__Your instructions__:
Assemble all lines in which the string "this" appears.

[Records contained in a dataset]
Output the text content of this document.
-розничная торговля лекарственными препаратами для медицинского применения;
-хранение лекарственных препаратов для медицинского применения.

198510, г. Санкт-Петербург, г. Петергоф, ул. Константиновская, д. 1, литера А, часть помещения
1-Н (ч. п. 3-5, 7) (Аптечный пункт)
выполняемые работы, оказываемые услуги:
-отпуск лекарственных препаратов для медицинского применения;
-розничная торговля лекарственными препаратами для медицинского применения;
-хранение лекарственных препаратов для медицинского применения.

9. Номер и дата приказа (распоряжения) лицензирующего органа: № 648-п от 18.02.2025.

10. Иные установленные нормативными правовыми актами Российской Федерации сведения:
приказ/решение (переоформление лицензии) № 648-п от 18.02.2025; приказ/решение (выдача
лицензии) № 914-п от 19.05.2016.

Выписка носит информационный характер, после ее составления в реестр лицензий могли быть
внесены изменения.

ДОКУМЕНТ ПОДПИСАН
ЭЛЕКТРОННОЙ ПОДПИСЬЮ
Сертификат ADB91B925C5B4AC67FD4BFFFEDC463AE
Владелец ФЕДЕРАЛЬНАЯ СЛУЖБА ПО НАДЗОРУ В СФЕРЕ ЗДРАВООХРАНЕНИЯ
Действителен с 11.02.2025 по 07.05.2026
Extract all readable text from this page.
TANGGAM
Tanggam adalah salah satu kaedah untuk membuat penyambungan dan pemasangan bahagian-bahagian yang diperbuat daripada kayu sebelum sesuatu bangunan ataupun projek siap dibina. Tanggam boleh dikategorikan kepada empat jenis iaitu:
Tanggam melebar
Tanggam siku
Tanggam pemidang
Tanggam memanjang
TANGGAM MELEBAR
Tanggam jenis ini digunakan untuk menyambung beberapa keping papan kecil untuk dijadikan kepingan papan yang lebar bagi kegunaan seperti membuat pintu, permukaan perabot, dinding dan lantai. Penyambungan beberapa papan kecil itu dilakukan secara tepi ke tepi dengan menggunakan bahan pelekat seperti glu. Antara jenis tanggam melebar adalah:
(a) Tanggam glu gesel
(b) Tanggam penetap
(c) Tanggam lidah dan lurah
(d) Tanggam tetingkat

__Full response__:
Output the text content of this document.
Extract all readable text from this page.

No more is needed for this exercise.